**What to do:**
Pick out the lines below that contain the string "anterioare" and copy them all.

**Rows:**
◇ ◇ ◇

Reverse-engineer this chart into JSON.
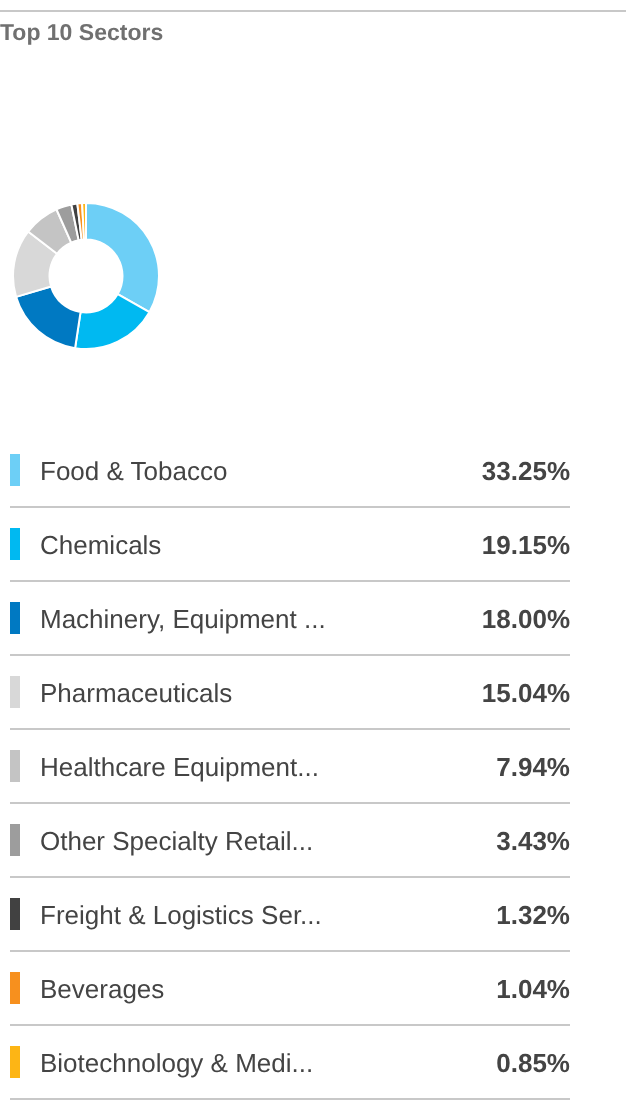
{
  "chart_data": {
    "type": "donut",
    "title": "Top 10 Sectors",
    "categories": [
      "Food & Tobacco",
      "Chemicals",
      "Machinery, Equipment ...",
      "Pharmaceuticals",
      "Healthcare Equipment...",
      "Other Specialty Retail...",
      "Freight & Logistics Ser...",
      "Beverages",
      "Biotechnology & Medi..."
    ],
    "values": [
      33.25,
      19.15,
      18.0,
      15.04,
      7.94,
      3.43,
      1.32,
      1.04,
      0.85
    ],
    "value_labels": [
      "33.25%",
      "19.15%",
      "18.00%",
      "15.04%",
      "7.94%",
      "3.43%",
      "1.32%",
      "1.04%",
      "0.85%"
    ],
    "colors": [
      "#6dcff6",
      "#00b9f1",
      "#0079c2",
      "#d8d8d8",
      "#c4c4c4",
      "#9d9d9d",
      "#414141",
      "#f7901e",
      "#fdb515"
    ],
    "legend": "bottom"
  }
}
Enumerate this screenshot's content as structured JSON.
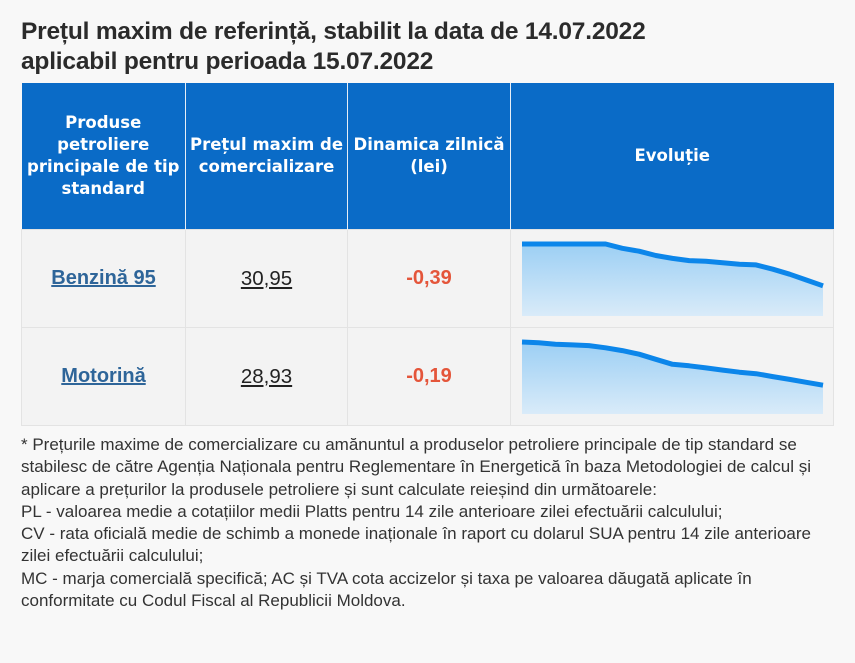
{
  "page": {
    "title_line1": "Prețul maxim de referință, stabilit la data de 14.07.2022",
    "title_line2": "aplicabil pentru perioada 15.07.2022"
  },
  "table": {
    "headers": [
      "Produse petroliere principale de tip standard",
      "Prețul maxim de comercializare",
      "Dinamica zilnică (lei)",
      "Evoluție"
    ],
    "rows": [
      {
        "product": "Benzină 95",
        "price": "30,95",
        "daily_change": "-0,39",
        "trend": [
          1.0,
          1.0,
          1.0,
          1.0,
          1.0,
          1.0,
          0.94,
          0.9,
          0.84,
          0.8,
          0.77,
          0.76,
          0.74,
          0.72,
          0.71,
          0.65,
          0.58,
          0.5,
          0.42
        ]
      },
      {
        "product": "Motorină",
        "price": "28,93",
        "daily_change": "-0,19",
        "trend": [
          1.0,
          0.99,
          0.97,
          0.96,
          0.95,
          0.92,
          0.88,
          0.83,
          0.76,
          0.69,
          0.67,
          0.64,
          0.61,
          0.58,
          0.56,
          0.52,
          0.48,
          0.44,
          0.4
        ]
      }
    ]
  },
  "colors": {
    "header_bg": "#0a6bc7",
    "link": "#2e6599",
    "negative": "#e4553a",
    "sparkline": "#0c86ea"
  },
  "notes": [
    "* Prețurile maxime de comercializare cu amănuntul a produselor petroliere principale de tip standard se stabilesc de către Agenția Naționala pentru Reglementare în Energetică în baza Metodologiei de calcul și aplicare a prețurilor la produsele petroliere și sunt calculate reieșind din următoarele:",
    "PL - valoarea medie a cotațiilor medii Platts pentru 14 zile anterioare zilei efectuării calculului;",
    "CV - rata oficială medie de schimb a monede inaționale în raport cu dolarul SUA pentru 14 zile anterioare zilei efectuării calculului;",
    "MC - marja comercială specifică; AC și TVA cota accizelor și taxa pe valoarea dăugată aplicate în conformitate cu Codul Fiscal al Republicii Moldova."
  ]
}
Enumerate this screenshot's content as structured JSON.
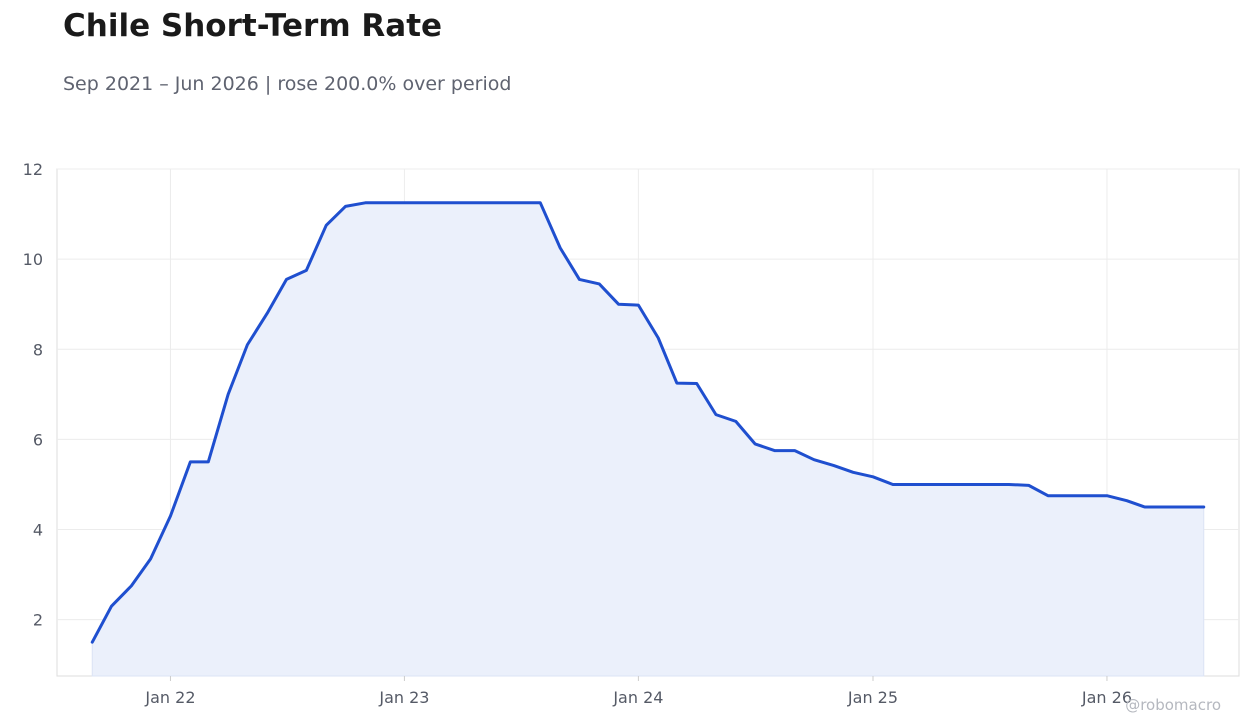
{
  "header": {
    "title": "Chile Short-Term Rate",
    "subtitle": "Sep 2021 – Jun 2026 | rose 200.0% over period"
  },
  "watermark": "@robomacro",
  "colors": {
    "line": "#1f4fcf",
    "fill": "#ebf0fb",
    "grid": "#ececec",
    "frame": "#dddddd"
  },
  "chart_data": {
    "type": "area",
    "title": "Chile Short-Term Rate",
    "subtitle": "Sep 2021 – Jun 2026 | rose 200.0% over period",
    "xlabel": "",
    "ylabel": "",
    "ylim": [
      0.75,
      12
    ],
    "yticks": [
      2,
      4,
      6,
      8,
      10,
      12
    ],
    "xlim": [
      "2021-07-08",
      "2026-07-26"
    ],
    "xticks": [
      {
        "date": "2022-01-01",
        "label": "Jan 22"
      },
      {
        "date": "2023-01-01",
        "label": "Jan 23"
      },
      {
        "date": "2024-01-01",
        "label": "Jan 24"
      },
      {
        "date": "2025-01-01",
        "label": "Jan 25"
      },
      {
        "date": "2026-01-01",
        "label": "Jan 26"
      }
    ],
    "grid": true,
    "legend": "none",
    "series": [
      {
        "x": [
          "2021-09-01",
          "2021-10-01",
          "2021-11-01",
          "2021-12-01",
          "2022-01-01",
          "2022-02-01",
          "2022-03-01",
          "2022-04-01",
          "2022-05-01",
          "2022-06-01",
          "2022-07-01",
          "2022-08-01",
          "2022-09-01",
          "2022-10-01",
          "2022-11-01",
          "2022-12-01",
          "2023-01-01",
          "2023-02-01",
          "2023-03-01",
          "2023-04-01",
          "2023-05-01",
          "2023-06-01",
          "2023-07-01",
          "2023-08-01",
          "2023-09-01",
          "2023-10-01",
          "2023-11-01",
          "2023-12-01",
          "2024-01-01",
          "2024-02-01",
          "2024-03-01",
          "2024-04-01",
          "2024-05-01",
          "2024-06-01",
          "2024-07-01",
          "2024-08-01",
          "2024-09-01",
          "2024-10-01",
          "2024-11-01",
          "2024-12-01",
          "2025-01-01",
          "2025-02-01",
          "2025-03-01",
          "2025-04-01",
          "2025-05-01",
          "2025-06-01",
          "2025-07-01",
          "2025-08-01",
          "2025-09-01",
          "2025-10-01",
          "2025-11-01",
          "2025-12-01",
          "2026-01-01",
          "2026-02-01",
          "2026-03-01",
          "2026-04-01",
          "2026-05-01",
          "2026-06-01"
        ],
        "values": [
          1.5,
          2.3,
          2.75,
          3.35,
          4.3,
          5.5,
          5.5,
          7.0,
          8.1,
          8.8,
          9.55,
          9.75,
          10.75,
          11.17,
          11.25,
          11.25,
          11.25,
          11.25,
          11.25,
          11.25,
          11.25,
          11.25,
          11.25,
          11.25,
          10.25,
          9.55,
          9.45,
          9.0,
          8.98,
          8.25,
          7.25,
          7.24,
          6.55,
          6.4,
          5.9,
          5.75,
          5.75,
          5.55,
          5.42,
          5.27,
          5.17,
          5.0,
          5.0,
          5.0,
          5.0,
          5.0,
          5.0,
          5.0,
          4.98,
          4.75,
          4.75,
          4.75,
          4.75,
          4.64,
          4.5,
          4.5,
          4.5,
          4.5
        ]
      }
    ]
  }
}
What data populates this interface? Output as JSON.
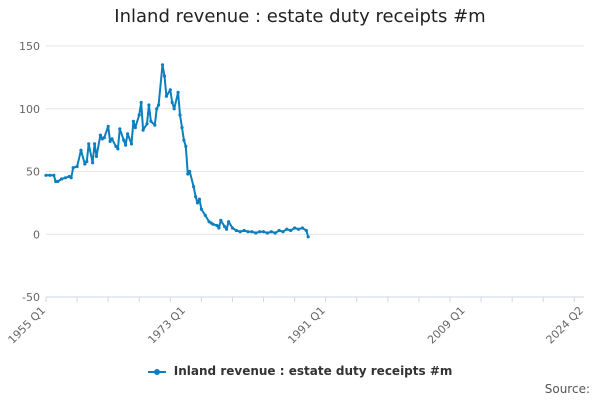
{
  "chart_data": {
    "type": "line",
    "title": "Inland revenue : estate duty receipts #m",
    "xlabel": "",
    "ylabel": "",
    "ylim": [
      -50,
      150
    ],
    "y_ticks": [
      -50,
      0,
      50,
      100,
      150
    ],
    "x_tick_labels": [
      "1955 Q1",
      "1973 Q1",
      "1991 Q1",
      "2009 Q1",
      "2024 Q2"
    ],
    "x_tick_values": [
      1955.0,
      1973.0,
      1991.0,
      2009.0,
      2024.25
    ],
    "xlim": [
      1955.0,
      2024.25
    ],
    "grid": "horizontal",
    "legend_position": "bottom",
    "color": "#0b7fbf",
    "series": [
      {
        "name": "Inland revenue : estate duty receipts #m",
        "x": [
          1955.0,
          1955.5,
          1956.0,
          1956.25,
          1956.5,
          1957.0,
          1957.5,
          1958.0,
          1958.25,
          1958.5,
          1959.0,
          1959.5,
          1960.0,
          1960.25,
          1960.5,
          1961.0,
          1961.25,
          1961.5,
          1962.0,
          1962.25,
          1962.5,
          1963.0,
          1963.25,
          1963.5,
          1964.0,
          1964.25,
          1964.5,
          1965.0,
          1965.25,
          1965.5,
          1966.0,
          1966.25,
          1966.5,
          1967.0,
          1967.25,
          1967.5,
          1968.0,
          1968.25,
          1968.5,
          1969.0,
          1969.25,
          1969.5,
          1970.0,
          1970.25,
          1970.5,
          1971.0,
          1971.25,
          1971.5,
          1972.0,
          1972.25,
          1972.5,
          1972.75,
          1973.0,
          1973.25,
          1973.5,
          1974.0,
          1974.25,
          1974.5,
          1974.75,
          1975.0,
          1975.5,
          1976.0,
          1976.25,
          1976.5,
          1977.0,
          1977.25,
          1977.5,
          1978.0,
          1978.25,
          1978.5,
          1979.0,
          1979.5,
          1980.0,
          1980.5,
          1981.0,
          1981.5,
          1982.0,
          1982.5,
          1983.0,
          1983.5,
          1984.0,
          1984.5,
          1985.0,
          1985.5,
          1986.0,
          1986.5,
          1987.0,
          1987.5,
          1988.0,
          1988.5,
          1988.75
        ],
        "values": [
          47,
          47,
          47,
          42,
          42,
          44,
          45,
          46,
          45,
          53,
          54,
          67,
          56,
          58,
          72,
          57,
          72,
          62,
          79,
          76,
          77,
          86,
          74,
          76,
          70,
          68,
          84,
          75,
          71,
          80,
          72,
          90,
          85,
          95,
          105,
          83,
          88,
          103,
          90,
          87,
          100,
          103,
          135,
          126,
          110,
          115,
          105,
          100,
          113,
          95,
          85,
          75,
          70,
          48,
          50,
          38,
          30,
          25,
          28,
          20,
          15,
          10,
          9,
          8,
          7,
          5,
          11,
          6,
          4,
          10,
          5,
          3,
          2,
          3,
          2,
          2,
          1,
          2,
          2,
          1,
          2,
          1,
          3,
          2,
          4,
          3,
          5,
          4,
          5,
          3,
          -2
        ]
      }
    ]
  },
  "legend": {
    "label": "Inland revenue : estate duty receipts #m"
  },
  "footer": {
    "source_label": "Source:"
  }
}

◇ ◇ ◇

**Solution for this exercise:**
    "PL - valoarea medie a cotațiilor medii Platts pentru 14 zile anterioare zilei efectuării calculului;",
    "CV - rata oficială medie de schimb a monede inaționale în raport cu dolarul SUA pentru 14 zile anterioare zilei efectuării calculului;",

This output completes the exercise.